DIRECTION: Wherever a line holds the word "NASDAQ", copy that line out.

(Data extracted from a collection)
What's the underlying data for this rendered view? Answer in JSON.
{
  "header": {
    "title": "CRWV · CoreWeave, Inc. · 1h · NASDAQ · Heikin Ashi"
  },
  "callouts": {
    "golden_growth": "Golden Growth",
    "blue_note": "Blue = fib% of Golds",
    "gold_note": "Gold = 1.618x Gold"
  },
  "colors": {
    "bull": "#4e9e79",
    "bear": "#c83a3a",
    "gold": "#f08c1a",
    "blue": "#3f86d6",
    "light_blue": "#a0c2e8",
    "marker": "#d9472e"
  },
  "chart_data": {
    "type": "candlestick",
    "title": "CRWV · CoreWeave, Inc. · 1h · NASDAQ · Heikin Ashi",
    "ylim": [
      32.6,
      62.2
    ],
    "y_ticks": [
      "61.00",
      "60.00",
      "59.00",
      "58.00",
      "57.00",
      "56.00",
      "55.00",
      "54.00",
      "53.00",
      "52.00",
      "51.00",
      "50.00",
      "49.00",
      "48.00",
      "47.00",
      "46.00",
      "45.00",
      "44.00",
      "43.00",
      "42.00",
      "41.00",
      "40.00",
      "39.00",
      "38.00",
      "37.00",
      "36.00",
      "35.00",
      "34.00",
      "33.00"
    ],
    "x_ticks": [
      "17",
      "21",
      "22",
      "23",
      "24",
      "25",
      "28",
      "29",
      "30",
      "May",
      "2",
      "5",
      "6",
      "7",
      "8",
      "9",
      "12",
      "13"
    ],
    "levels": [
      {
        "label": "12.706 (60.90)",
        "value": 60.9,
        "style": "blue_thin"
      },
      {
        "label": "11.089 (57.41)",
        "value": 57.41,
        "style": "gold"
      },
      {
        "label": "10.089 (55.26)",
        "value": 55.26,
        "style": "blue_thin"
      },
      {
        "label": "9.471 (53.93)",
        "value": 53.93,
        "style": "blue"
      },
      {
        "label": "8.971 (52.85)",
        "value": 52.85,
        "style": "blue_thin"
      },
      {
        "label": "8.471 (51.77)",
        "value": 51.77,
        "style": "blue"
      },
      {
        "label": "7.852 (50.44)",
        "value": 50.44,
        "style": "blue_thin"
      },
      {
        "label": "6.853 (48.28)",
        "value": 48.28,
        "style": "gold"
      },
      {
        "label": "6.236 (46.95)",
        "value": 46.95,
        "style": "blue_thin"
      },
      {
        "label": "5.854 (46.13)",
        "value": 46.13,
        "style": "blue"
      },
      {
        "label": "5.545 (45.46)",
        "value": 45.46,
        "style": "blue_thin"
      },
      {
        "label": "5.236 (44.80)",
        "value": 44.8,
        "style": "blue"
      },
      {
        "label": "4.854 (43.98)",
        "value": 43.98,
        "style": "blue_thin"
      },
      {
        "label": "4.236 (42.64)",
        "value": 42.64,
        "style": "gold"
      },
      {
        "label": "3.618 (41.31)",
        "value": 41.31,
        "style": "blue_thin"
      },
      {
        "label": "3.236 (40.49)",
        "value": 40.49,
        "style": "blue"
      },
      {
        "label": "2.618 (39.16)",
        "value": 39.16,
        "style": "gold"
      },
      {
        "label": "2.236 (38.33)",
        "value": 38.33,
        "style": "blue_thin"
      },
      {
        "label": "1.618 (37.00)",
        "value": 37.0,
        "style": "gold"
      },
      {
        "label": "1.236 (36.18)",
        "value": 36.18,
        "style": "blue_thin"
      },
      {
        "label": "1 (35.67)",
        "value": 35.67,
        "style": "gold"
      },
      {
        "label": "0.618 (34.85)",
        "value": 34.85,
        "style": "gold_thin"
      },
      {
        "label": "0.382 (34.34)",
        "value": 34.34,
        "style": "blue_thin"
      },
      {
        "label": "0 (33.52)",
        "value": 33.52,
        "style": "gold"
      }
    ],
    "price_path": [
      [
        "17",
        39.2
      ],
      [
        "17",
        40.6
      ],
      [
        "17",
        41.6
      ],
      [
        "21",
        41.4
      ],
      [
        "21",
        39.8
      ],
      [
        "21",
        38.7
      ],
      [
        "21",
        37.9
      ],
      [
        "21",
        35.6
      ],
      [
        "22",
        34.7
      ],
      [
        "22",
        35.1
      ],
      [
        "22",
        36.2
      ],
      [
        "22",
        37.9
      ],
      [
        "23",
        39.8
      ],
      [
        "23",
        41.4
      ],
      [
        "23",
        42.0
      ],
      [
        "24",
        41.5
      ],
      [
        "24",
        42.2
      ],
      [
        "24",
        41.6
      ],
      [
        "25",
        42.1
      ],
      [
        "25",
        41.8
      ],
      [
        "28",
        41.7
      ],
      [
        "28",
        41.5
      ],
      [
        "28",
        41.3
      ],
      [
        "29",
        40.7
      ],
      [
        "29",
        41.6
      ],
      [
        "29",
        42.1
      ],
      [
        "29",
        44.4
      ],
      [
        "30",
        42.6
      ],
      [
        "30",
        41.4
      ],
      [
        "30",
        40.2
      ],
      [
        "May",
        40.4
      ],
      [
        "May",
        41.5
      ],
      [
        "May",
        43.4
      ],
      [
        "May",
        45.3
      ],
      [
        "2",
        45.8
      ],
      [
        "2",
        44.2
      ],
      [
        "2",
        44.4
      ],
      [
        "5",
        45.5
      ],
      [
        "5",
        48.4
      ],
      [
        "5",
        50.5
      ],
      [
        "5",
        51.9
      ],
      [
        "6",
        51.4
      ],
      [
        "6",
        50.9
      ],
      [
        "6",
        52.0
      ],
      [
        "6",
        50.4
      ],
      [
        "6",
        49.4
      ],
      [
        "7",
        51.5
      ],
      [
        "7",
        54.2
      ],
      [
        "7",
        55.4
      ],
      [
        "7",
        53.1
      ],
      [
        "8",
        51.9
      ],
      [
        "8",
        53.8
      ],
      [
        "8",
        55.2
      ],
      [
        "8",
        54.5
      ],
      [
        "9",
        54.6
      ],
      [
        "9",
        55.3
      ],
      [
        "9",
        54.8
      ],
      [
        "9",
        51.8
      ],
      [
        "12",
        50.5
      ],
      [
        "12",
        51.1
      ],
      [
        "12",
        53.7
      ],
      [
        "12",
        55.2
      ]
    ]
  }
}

TASK ANSWER:
    "title": "CRWV · CoreWeave, Inc. · 1h · NASDAQ · Heikin Ashi"
    "title": "CRWV · CoreWeave, Inc. · 1h · NASDAQ · Heikin Ashi",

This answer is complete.